━━━ Stored records ━━━

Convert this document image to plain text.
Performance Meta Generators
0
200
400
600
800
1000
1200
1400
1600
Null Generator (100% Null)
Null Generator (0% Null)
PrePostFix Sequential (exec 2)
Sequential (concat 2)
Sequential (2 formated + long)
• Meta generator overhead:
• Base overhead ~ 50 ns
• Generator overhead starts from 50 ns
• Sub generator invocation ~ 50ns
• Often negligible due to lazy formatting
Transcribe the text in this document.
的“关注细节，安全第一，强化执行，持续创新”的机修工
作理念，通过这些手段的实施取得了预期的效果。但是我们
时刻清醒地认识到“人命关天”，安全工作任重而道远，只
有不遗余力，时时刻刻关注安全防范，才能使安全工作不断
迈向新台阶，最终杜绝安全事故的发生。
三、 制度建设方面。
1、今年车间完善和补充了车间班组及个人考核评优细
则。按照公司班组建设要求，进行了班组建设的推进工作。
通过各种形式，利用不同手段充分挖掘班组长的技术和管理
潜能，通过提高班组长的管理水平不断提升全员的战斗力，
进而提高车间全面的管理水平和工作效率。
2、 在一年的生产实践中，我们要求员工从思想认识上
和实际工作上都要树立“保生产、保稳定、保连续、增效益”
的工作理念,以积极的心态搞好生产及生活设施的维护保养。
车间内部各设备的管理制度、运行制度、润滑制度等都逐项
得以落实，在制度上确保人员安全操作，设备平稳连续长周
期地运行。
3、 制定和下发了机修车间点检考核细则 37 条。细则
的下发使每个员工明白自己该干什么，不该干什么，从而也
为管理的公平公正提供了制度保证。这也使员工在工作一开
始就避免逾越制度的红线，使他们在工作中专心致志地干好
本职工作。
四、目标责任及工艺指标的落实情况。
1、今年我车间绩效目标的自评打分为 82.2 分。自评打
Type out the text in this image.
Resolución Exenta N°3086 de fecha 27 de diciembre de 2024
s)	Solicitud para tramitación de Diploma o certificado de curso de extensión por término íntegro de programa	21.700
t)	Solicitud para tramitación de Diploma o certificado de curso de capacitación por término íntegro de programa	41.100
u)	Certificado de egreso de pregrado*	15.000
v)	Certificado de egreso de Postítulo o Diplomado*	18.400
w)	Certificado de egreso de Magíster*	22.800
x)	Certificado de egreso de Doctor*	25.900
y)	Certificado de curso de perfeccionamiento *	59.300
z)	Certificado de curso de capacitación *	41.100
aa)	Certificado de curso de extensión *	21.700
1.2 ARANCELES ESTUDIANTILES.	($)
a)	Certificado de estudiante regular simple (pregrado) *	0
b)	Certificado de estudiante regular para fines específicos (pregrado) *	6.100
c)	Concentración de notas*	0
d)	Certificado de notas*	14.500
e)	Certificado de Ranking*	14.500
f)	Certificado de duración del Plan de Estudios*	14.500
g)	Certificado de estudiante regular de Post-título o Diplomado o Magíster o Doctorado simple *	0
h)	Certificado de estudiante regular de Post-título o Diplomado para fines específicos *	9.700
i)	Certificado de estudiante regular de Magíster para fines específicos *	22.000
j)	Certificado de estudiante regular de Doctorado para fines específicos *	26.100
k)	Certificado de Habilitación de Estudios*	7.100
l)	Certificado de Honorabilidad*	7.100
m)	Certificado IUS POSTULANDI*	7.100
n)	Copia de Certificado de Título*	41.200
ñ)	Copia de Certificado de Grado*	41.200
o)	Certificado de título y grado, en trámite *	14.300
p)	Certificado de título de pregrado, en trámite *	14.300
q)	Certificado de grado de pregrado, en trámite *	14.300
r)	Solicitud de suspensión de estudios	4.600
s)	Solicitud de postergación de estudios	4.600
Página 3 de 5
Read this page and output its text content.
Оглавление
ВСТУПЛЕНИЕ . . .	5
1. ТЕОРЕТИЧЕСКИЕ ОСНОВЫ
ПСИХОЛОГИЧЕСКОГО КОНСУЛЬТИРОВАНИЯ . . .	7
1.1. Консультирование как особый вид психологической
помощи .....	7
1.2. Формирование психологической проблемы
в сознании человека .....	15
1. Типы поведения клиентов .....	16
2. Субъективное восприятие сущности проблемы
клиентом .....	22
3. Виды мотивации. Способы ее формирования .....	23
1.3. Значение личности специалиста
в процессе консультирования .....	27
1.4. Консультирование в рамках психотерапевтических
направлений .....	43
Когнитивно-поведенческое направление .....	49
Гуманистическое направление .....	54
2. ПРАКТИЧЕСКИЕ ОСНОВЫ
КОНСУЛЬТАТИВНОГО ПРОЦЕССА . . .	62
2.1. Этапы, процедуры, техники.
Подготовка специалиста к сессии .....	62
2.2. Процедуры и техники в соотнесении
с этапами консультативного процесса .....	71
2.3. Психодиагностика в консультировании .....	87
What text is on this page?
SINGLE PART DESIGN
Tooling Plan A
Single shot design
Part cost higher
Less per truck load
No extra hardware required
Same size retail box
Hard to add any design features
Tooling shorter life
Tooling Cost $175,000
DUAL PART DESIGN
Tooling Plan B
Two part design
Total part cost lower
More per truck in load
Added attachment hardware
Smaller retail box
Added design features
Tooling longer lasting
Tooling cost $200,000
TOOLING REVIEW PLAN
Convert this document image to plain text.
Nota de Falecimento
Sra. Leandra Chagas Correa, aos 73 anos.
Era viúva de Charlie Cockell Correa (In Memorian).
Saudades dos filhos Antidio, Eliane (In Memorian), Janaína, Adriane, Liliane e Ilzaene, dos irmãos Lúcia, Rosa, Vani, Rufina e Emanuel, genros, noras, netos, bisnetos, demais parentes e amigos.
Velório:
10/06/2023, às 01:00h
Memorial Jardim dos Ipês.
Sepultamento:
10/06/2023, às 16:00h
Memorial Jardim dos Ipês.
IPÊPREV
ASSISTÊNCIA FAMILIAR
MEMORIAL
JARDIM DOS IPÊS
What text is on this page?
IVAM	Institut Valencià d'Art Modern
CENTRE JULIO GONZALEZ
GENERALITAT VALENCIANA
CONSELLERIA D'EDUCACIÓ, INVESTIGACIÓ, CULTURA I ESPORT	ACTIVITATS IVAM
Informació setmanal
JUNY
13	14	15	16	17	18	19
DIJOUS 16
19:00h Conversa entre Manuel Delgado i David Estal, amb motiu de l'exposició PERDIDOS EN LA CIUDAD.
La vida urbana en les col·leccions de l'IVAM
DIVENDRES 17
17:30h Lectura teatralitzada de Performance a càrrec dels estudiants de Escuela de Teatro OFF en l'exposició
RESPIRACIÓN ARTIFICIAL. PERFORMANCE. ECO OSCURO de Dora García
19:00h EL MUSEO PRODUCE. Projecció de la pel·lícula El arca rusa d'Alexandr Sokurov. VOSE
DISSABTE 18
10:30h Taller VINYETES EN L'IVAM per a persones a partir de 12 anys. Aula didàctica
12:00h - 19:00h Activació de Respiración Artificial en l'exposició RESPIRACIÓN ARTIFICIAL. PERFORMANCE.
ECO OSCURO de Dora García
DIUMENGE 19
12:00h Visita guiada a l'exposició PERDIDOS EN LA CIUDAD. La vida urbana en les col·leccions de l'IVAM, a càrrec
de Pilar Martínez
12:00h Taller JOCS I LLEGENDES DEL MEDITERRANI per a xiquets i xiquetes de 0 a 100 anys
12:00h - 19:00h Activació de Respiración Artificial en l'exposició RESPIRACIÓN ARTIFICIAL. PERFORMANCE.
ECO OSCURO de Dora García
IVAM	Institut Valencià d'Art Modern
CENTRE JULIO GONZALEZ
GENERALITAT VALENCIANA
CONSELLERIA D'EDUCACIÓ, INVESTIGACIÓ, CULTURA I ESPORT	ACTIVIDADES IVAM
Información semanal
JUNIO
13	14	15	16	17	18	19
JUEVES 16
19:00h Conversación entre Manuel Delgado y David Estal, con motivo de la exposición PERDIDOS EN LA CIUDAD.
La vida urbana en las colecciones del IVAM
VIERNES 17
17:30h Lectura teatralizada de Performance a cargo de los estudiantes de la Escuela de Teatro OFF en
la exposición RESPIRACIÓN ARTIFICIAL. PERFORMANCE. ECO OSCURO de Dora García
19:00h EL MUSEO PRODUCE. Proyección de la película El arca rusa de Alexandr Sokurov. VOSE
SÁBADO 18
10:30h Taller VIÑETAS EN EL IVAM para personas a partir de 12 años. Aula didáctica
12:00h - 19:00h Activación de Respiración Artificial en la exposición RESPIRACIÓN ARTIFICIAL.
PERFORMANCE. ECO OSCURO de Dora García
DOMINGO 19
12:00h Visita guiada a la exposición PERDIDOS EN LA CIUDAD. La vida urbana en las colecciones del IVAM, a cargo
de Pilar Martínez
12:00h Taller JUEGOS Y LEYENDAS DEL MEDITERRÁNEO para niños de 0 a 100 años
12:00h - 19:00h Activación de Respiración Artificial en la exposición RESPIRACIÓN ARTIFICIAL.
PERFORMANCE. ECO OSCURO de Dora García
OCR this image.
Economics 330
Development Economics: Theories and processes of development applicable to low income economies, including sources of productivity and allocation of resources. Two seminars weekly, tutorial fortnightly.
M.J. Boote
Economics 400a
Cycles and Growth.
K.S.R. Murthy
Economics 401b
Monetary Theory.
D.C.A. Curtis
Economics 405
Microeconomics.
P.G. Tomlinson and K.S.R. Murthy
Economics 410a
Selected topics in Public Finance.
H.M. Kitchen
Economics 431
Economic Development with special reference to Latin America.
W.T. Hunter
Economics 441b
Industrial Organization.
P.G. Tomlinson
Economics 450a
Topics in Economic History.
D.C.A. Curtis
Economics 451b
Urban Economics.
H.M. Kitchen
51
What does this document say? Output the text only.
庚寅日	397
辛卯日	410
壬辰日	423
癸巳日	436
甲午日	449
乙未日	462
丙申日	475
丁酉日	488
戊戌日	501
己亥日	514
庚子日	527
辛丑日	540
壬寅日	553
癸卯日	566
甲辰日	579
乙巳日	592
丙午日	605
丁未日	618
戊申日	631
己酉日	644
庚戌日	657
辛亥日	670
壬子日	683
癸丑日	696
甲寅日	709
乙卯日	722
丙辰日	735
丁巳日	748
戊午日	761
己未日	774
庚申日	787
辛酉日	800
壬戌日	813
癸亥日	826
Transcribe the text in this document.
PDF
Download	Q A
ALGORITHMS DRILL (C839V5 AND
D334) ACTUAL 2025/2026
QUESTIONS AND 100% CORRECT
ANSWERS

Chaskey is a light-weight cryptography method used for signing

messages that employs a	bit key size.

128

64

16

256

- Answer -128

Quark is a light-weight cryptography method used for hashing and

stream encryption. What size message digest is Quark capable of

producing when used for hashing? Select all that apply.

━━━

--- Objective ---
Go through the records and pull out each line that includes the word "egreso".

--- Full output ---
u)	Certificado de egreso de pregrado*	15.000
v)	Certificado de egreso de Postítulo o Diplomado*	18.400
w)	Certificado de egreso de Magíster*	22.800
x)	Certificado de egreso de Doctor*	25.900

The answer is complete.